▶ _Aim of the exercise_: Transcribe the material exactly. Images do not belong in the copy.

Stored items:
BEGIN

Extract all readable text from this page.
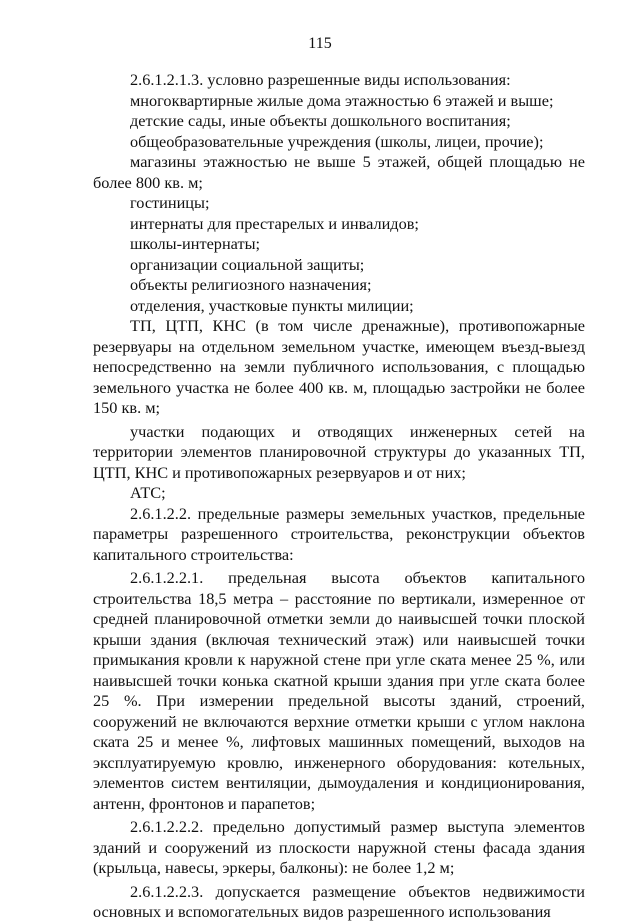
115

2.6.1.2.1.3. условно разрешенные виды использования:

многоквартирные жилые дома этажностью 6 этажей и выше;

детские сады, иные объекты дошкольного воспитания;

общеобразовательные учреждения (школы, лицеи, прочие);

магазины этажностью не выше 5 этажей, общей площадью не более 800 кв. м;

гостиницы;

интернаты для престарелых и инвалидов;

школы-интернаты;

организации социальной защиты;

объекты религиозного назначения;

отделения, участковые пункты милиции;

ТП, ЦТП, КНС (в том числе дренажные), противопожарные резервуары на отдельном земельном участке, имеющем въезд-выезд непосредственно на земли публичного использования, с площадью земельного участка не более 400 кв. м, площадью застройки не более 150 кв. м;

участки подающих и отводящих инженерных сетей на территории элементов планировочной структуры до указанных ТП, ЦТП, КНС и противопожарных резервуаров и от них;

АТС;

2.6.1.2.2. предельные размеры земельных участков, предельные параметры разрешенного строительства, реконструкции объектов капитального строительства:

2.6.1.2.2.1. предельная высота объектов капитального строительства 18,5 метра – расстояние по вертикали, измеренное от средней планировочной отметки земли до наивысшей точки плоской крыши здания (включая технический этаж) или наивысшей точки примыкания кровли к наружной стене при угле ската менее 25 %, или наивысшей точки конька скатной крыши здания при угле ската более 25 %. При измерении предельной высоты зданий, строений, сооружений не включаются верхние отметки крыши с углом наклона ската 25 и менее %, лифтовых машинных помещений, выходов на эксплуатируемую кровлю, инженерного оборудования: котельных, элементов систем вентиляции, дымоудаления и кондиционирования, антенн, фронтонов и парапетов;

2.6.1.2.2.2. предельно допустимый размер выступа элементов зданий и сооружений из плоскости наружной стены фасада здания (крыльца, навесы, эркеры, балконы): не более 1,2 м;

2.6.1.2.2.3. допускается размещение объектов недвижимости основных и вспомогательных видов разрешенного использования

END

▶ _Written reply_:
Extract all readable text from this page.
115

2.6.1.2.1.3. условно разрешенные виды использования:

многоквартирные жилые дома этажностью 6 этажей и выше;

детские сады, иные объекты дошкольного воспитания;

общеобразовательные учреждения (школы, лицеи, прочие);

магазины этажностью не выше 5 этажей, общей площадью не более 800 кв. м;

гостиницы;

интернаты для престарелых и инвалидов;

школы-интернаты;

организации социальной защиты;

объекты религиозного назначения;

отделения, участковые пункты милиции;

ТП, ЦТП, КНС (в том числе дренажные), противопожарные резервуары на отдельном земельном участке, имеющем въезд-выезд непосредственно на земли публичного использования, с площадью земельного участка не более 400 кв. м, площадью застройки не более 150 кв. м;

участки подающих и отводящих инженерных сетей на территории элементов планировочной структуры до указанных ТП, ЦТП, КНС и противопожарных резервуаров и от них;

АТС;

2.6.1.2.2. предельные размеры земельных участков, предельные параметры разрешенного строительства, реконструкции объектов капитального строительства:

2.6.1.2.2.1. предельная высота объектов капитального строительства 18,5 метра – расстояние по вертикали, измеренное от средней планировочной отметки земли до наивысшей точки плоской крыши здания (включая технический этаж) или наивысшей точки примыкания кровли к наружной стене при угле ската менее 25 %, или наивысшей точки конька скатной крыши здания при угле ската более 25 %. При измерении предельной высоты зданий, строений, сооружений не включаются верхние отметки крыши с углом наклона ската 25 и менее %, лифтовых машинных помещений, выходов на эксплуатируемую кровлю, инженерного оборудования: котельных, элементов систем вентиляции, дымоудаления и кондиционирования, антенн, фронтонов и парапетов;

2.6.1.2.2.2. предельно допустимый размер выступа элементов зданий и сооружений из плоскости наружной стены фасада здания (крыльца, навесы, эркеры, балконы): не более 1,2 м;

2.6.1.2.2.3. допускается размещение объектов недвижимости основных и вспомогательных видов разрешенного использования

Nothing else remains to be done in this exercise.